**Records for the exercise:**
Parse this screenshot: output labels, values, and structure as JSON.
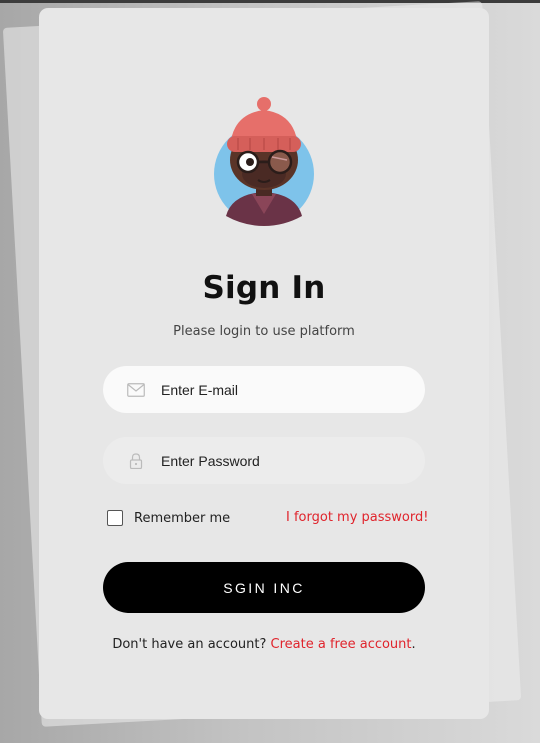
{
  "card": {
    "title": "Sign In",
    "subtitle": "Please login to use platform"
  },
  "email": {
    "placeholder": "Enter E-mail",
    "icon": "envelope-icon"
  },
  "password": {
    "placeholder": "Enter Password",
    "icon": "lock-icon"
  },
  "remember": {
    "label": "Remember me",
    "checked": false
  },
  "forgot": {
    "label": "I forgot my password!"
  },
  "submit": {
    "label": "SGIN INC"
  },
  "footer": {
    "prefix": "Don't have an account?",
    "link": "Create a free account",
    "suffix": "."
  },
  "colors": {
    "accent": "#e0242c",
    "button": "#000000",
    "card": "#e7e7e7",
    "avatar_bg": "#7ec3ea",
    "beanie": "#e66f6a"
  }
}
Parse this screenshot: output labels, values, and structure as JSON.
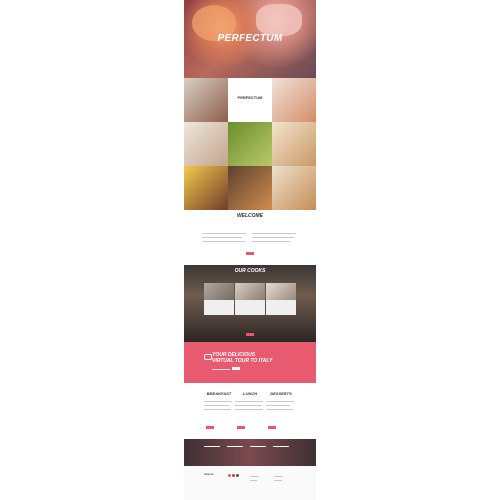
{
  "header": {
    "title": "PERFECTUM",
    "logo_label": "PERFECTUM"
  },
  "sections": {
    "welcome": {
      "title": "WELCOME",
      "button_label": ""
    },
    "cooks": {
      "title": "OUR COOKS",
      "items": [
        {
          "name": ""
        },
        {
          "name": ""
        },
        {
          "name": ""
        }
      ],
      "button_label": ""
    },
    "tour": {
      "line1": "YOUR DELICIOUS",
      "line2": "VIRTUAL TOUR TO ITALY"
    },
    "meals": [
      {
        "title": "BREAKFAST"
      },
      {
        "title": "LUNCH"
      },
      {
        "title": "DESSERTS"
      }
    ]
  },
  "footer": {
    "brand": "PERFECTUM"
  },
  "colors": {
    "accent": "#e75a70",
    "dark": "#3b3634"
  },
  "icons": {
    "plate": "plate-icon",
    "share": "share-icon"
  }
}
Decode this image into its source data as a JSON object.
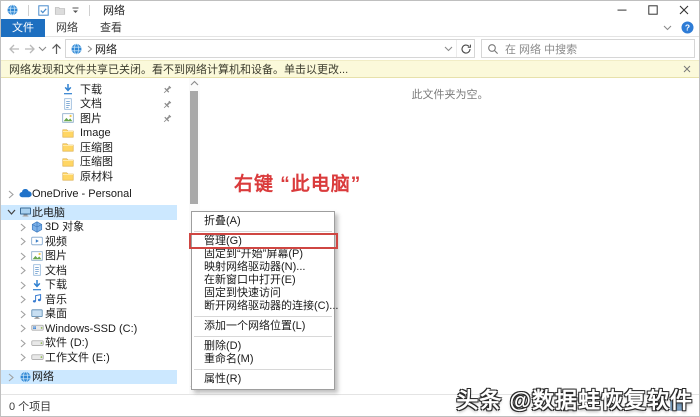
{
  "window": {
    "title": "网络"
  },
  "ribbon": {
    "tabs": [
      {
        "label": "文件",
        "active": true
      },
      {
        "label": "网络",
        "active": false
      },
      {
        "label": "查看",
        "active": false
      }
    ]
  },
  "addressbar": {
    "path": "网络",
    "search_placeholder": "在 网络 中搜索"
  },
  "notification": {
    "text": "网络发现和文件共享已关闭。看不到网络计算机和设备。单击以更改..."
  },
  "sidebar": {
    "rows": [
      {
        "label": "下载",
        "icon": "download",
        "indent": "quick",
        "pin": true
      },
      {
        "label": "文档",
        "icon": "document",
        "indent": "quick",
        "pin": true
      },
      {
        "label": "图片",
        "icon": "picture",
        "indent": "quick",
        "pin": true
      },
      {
        "label": "Image",
        "icon": "folder",
        "indent": "quick"
      },
      {
        "label": "压缩图",
        "icon": "folder",
        "indent": "quick"
      },
      {
        "label": "压缩图",
        "icon": "folder",
        "indent": "quick"
      },
      {
        "label": "原材料",
        "icon": "folder",
        "indent": "quick"
      },
      {
        "label": "OneDrive - Personal",
        "icon": "cloud",
        "indent": "root",
        "expander": "right",
        "gap": 3
      },
      {
        "label": "此电脑",
        "icon": "pc",
        "indent": "root",
        "expander": "down",
        "selected": true,
        "gap": 4
      },
      {
        "label": "3D 对象",
        "icon": "cube",
        "indent": "child",
        "expander": "right"
      },
      {
        "label": "视频",
        "icon": "video",
        "indent": "child",
        "expander": "right"
      },
      {
        "label": "图片",
        "icon": "picture",
        "indent": "child",
        "expander": "right"
      },
      {
        "label": "文档",
        "icon": "document",
        "indent": "child",
        "expander": "right"
      },
      {
        "label": "下载",
        "icon": "download",
        "indent": "child",
        "expander": "right"
      },
      {
        "label": "音乐",
        "icon": "music",
        "indent": "child",
        "expander": "right"
      },
      {
        "label": "桌面",
        "icon": "desktop",
        "indent": "child",
        "expander": "right"
      },
      {
        "label": "Windows-SSD (C:)",
        "icon": "driveOs",
        "indent": "child",
        "expander": "right"
      },
      {
        "label": "软件 (D:)",
        "icon": "drive",
        "indent": "child",
        "expander": "right"
      },
      {
        "label": "工作文件 (E:)",
        "icon": "drive",
        "indent": "child",
        "expander": "right"
      },
      {
        "label": "网络",
        "icon": "network",
        "indent": "root",
        "expander": "right",
        "selected": true,
        "gap": 5
      }
    ]
  },
  "content": {
    "empty_text": "此文件夹为空。",
    "annotation": "右键 “此电脑”"
  },
  "context_menu": {
    "items": [
      {
        "label": "折叠(A)"
      },
      {
        "separator": true
      },
      {
        "label": "管理(G)",
        "annotated": true
      },
      {
        "label": "固定到“开始”屏幕(P)"
      },
      {
        "label": "映射网络驱动器(N)..."
      },
      {
        "label": "在新窗口中打开(E)"
      },
      {
        "label": "固定到快速访问"
      },
      {
        "label": "断开网络驱动器的连接(C)..."
      },
      {
        "separator": true
      },
      {
        "label": "添加一个网络位置(L)"
      },
      {
        "separator": true
      },
      {
        "label": "删除(D)"
      },
      {
        "label": "重命名(M)"
      },
      {
        "separator": true
      },
      {
        "label": "属性(R)"
      }
    ]
  },
  "statusbar": {
    "items_count": "0 个项目"
  },
  "watermark": {
    "text": "头条 @数据蛙恢复软件"
  },
  "colors": {
    "accent_blue": "#1d6fc0",
    "selection_blue": "#cce8ff",
    "annotation_red": "#da3b3c",
    "infobar_bg": "#fbf9da",
    "menu_border": "#9e9e9e"
  }
}
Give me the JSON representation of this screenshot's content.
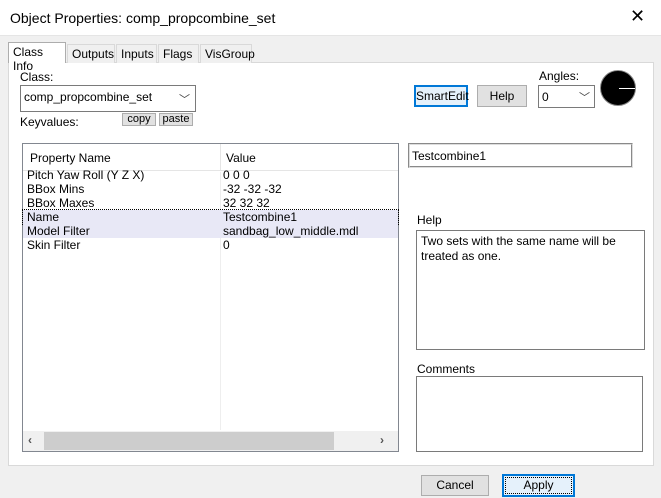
{
  "window": {
    "title": "Object Properties: comp_propcombine_set",
    "close_icon": "✕"
  },
  "tabs": [
    "Class Info",
    "Outputs",
    "Inputs",
    "Flags",
    "VisGroup"
  ],
  "class_label": "Class:",
  "class_value": "comp_propcombine_set",
  "keyvalues_label": "Keyvalues:",
  "copy_label": "copy",
  "paste_label": "paste",
  "smartedit_label": "SmartEdit",
  "help_button_label": "Help",
  "angles_label": "Angles:",
  "angles_value": "0",
  "table": {
    "headers": [
      "Property Name",
      "Value"
    ],
    "rows": [
      {
        "name": "Pitch Yaw Roll (Y Z X)",
        "value": "0 0 0"
      },
      {
        "name": "BBox Mins",
        "value": "-32 -32 -32"
      },
      {
        "name": "BBox Maxes",
        "value": "32 32 32"
      },
      {
        "name": "Name",
        "value": "Testcombine1"
      },
      {
        "name": "Model Filter",
        "value": "sandbag_low_middle.mdl"
      },
      {
        "name": "Skin Filter",
        "value": "0"
      }
    ]
  },
  "value_edit": "Testcombine1",
  "help_label": "Help",
  "help_text": "Two sets with the same name will be treated as one.",
  "comments_label": "Comments",
  "comments_text": "",
  "cancel_label": "Cancel",
  "apply_label": "Apply"
}
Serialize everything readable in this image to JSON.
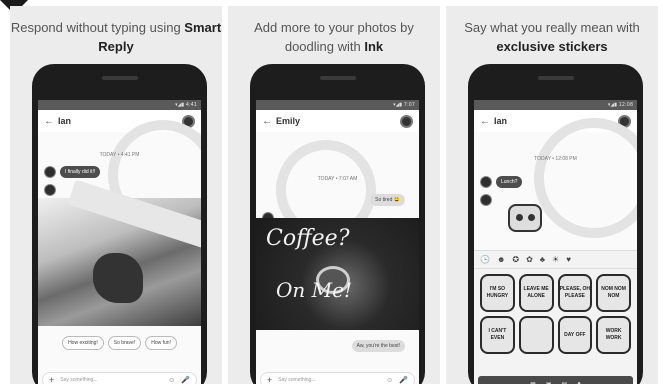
{
  "panels": [
    {
      "caption_pre": "Respond without typing using ",
      "caption_bold": "Smart Reply",
      "contact": "Ian",
      "timestamp": "TODAY • 4:41 PM",
      "incoming": "I finally did it!!",
      "suggestions": [
        "How exciting!",
        "So brave!",
        "How fun!"
      ],
      "composer_placeholder": "Say something..."
    },
    {
      "caption_pre": "Add more to your photos by doodling with ",
      "caption_bold": "Ink",
      "contact": "Emily",
      "timestamp": "TODAY • 7:07 AM",
      "outgoing_1": "So tired 😩",
      "ink_line1": "Coffee?",
      "ink_line2": "On Me!",
      "outgoing_2": "Aw, you're the best!",
      "composer_placeholder": "Say something..."
    },
    {
      "caption_pre": "Say what you really mean with ",
      "caption_bold": "exclusive stickers",
      "contact": "Ian",
      "timestamp": "TODAY • 12:08 PM",
      "incoming": "Lunch?",
      "stickers": [
        "I'M SO HUNGRY",
        "LEAVE ME ALONE",
        "PLEASE, OH PLEASE",
        "NOM NOM NOM",
        "I CAN'T EVEN",
        "",
        "DAY OFF",
        "WORK WORK"
      ]
    }
  ]
}
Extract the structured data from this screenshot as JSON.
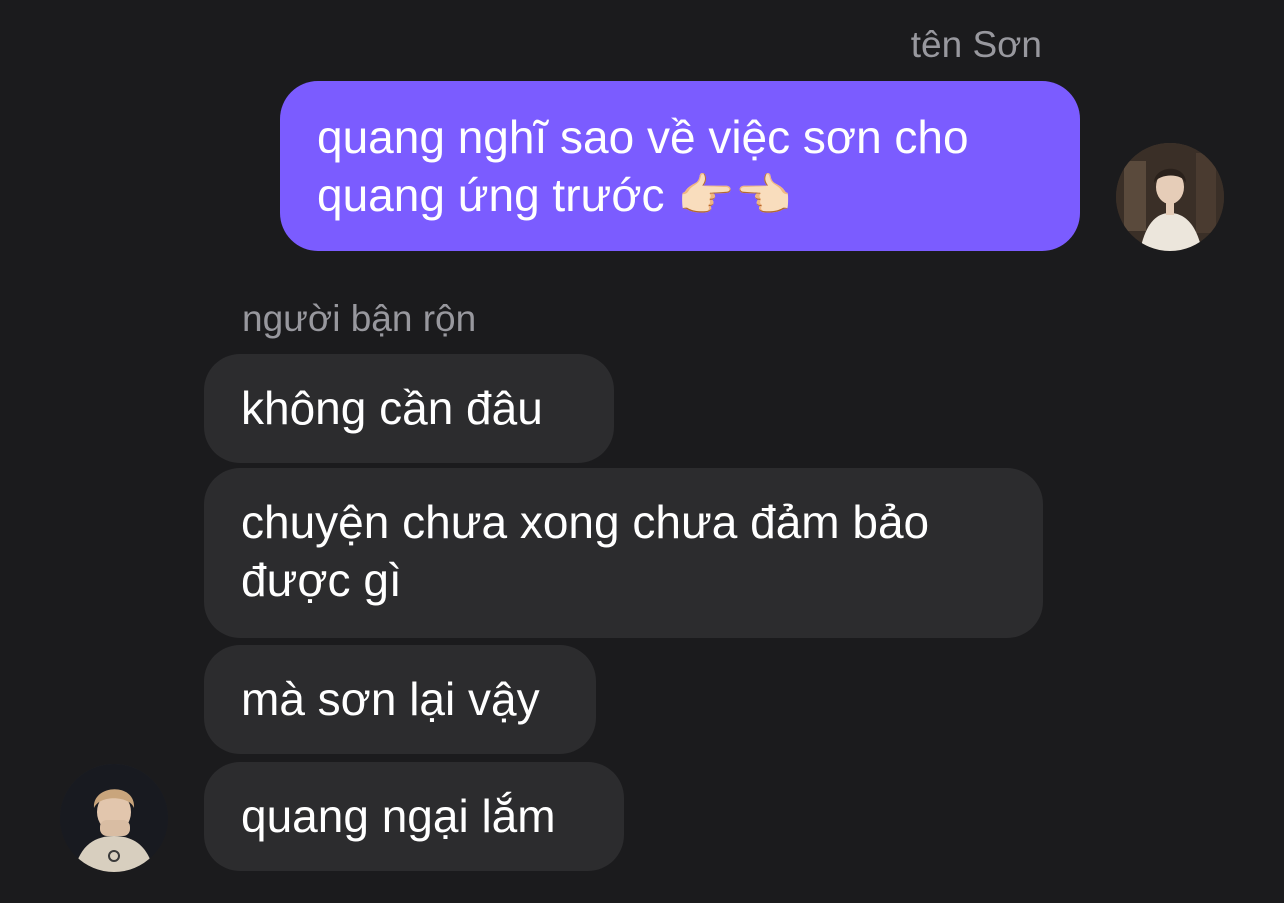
{
  "conversation": {
    "outgoing": {
      "sender": "tên Sơn",
      "messages": [
        "quang nghĩ sao về việc sơn cho quang ứng trước 👉🏻👈🏻"
      ]
    },
    "incoming": {
      "sender": "người bận rộn",
      "messages": [
        "không cần đâu",
        "chuyện chưa xong chưa đảm bảo được gì",
        "mà sơn lại vậy",
        "quang ngại lắm"
      ]
    }
  },
  "colors": {
    "background": "#1b1b1d",
    "outgoing_bubble": "#7b5cff",
    "incoming_bubble": "#2c2c2e",
    "sender_name": "#98989e"
  }
}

**The exercise:** Look through the lines above and collect those with the word "data".

**Response to the task:**
Decode this image into its source data as a JSON object.
Extract the structured data from this screenshot as JSON.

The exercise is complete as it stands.